### What the exercise asks
Find every line in the records that contains the word "marker" and copy each one in full.

"""

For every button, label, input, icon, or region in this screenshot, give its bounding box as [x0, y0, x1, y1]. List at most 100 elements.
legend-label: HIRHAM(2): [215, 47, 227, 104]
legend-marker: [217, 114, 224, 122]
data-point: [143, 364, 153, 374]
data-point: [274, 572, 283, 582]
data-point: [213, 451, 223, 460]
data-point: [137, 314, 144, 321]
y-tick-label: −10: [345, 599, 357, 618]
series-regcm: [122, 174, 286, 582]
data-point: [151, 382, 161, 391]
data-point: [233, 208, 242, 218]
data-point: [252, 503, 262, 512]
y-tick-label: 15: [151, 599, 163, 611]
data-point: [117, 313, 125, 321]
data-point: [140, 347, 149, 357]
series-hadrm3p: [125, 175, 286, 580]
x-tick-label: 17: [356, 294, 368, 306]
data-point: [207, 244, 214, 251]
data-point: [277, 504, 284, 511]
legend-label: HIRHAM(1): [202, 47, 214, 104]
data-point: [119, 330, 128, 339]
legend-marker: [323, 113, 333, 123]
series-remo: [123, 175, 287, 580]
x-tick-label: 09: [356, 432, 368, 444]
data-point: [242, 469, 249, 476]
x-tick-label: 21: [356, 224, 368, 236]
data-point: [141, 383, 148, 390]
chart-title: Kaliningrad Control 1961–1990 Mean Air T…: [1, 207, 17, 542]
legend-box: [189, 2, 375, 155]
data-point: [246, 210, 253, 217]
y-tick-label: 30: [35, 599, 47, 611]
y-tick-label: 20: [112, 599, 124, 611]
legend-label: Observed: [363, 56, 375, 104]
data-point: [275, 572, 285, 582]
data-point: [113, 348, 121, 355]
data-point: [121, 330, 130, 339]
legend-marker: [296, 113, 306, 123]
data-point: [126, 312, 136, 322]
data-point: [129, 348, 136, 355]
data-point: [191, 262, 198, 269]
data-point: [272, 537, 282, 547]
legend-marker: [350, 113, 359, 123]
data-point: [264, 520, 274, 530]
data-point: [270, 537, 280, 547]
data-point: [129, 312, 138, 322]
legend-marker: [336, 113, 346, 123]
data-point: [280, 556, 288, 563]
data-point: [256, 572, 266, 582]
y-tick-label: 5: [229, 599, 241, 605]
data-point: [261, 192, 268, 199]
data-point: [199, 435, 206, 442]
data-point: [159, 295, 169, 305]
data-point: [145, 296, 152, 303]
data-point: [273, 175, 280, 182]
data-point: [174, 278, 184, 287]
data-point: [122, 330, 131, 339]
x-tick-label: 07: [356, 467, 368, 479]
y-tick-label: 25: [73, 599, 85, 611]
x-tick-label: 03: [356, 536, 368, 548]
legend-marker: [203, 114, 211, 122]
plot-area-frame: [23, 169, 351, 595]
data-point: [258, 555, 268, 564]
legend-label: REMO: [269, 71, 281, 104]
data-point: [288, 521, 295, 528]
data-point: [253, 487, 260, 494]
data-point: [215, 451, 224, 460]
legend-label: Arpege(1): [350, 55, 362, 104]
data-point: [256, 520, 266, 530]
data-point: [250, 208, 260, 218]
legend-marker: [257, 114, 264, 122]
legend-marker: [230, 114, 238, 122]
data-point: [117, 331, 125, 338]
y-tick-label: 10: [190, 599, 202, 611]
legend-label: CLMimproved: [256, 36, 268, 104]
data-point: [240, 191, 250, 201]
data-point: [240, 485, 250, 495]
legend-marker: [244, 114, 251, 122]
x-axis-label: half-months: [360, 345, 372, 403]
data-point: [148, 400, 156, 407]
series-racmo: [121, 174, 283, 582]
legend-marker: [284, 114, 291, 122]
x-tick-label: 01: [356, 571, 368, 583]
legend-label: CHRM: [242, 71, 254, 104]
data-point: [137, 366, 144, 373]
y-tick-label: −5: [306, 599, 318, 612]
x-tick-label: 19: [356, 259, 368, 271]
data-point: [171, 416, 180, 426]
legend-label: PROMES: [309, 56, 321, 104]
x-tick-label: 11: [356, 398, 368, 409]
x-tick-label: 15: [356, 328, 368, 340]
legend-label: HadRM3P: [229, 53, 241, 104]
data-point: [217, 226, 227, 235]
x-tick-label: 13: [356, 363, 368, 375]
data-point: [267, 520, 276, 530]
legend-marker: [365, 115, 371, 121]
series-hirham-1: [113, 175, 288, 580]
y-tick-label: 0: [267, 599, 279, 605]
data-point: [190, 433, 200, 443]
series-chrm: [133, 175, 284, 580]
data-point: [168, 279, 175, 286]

"""

### Written solution
legend-marker: [217, 114, 224, 122]
legend-marker: [323, 113, 333, 123]
legend-marker: [296, 113, 306, 123]
legend-marker: [350, 113, 359, 123]
legend-marker: [336, 113, 346, 123]
legend-marker: [203, 114, 211, 122]
legend-marker: [257, 114, 264, 122]
legend-marker: [230, 114, 238, 122]
legend-marker: [244, 114, 251, 122]
legend-marker: [284, 114, 291, 122]
legend-marker: [365, 115, 371, 121]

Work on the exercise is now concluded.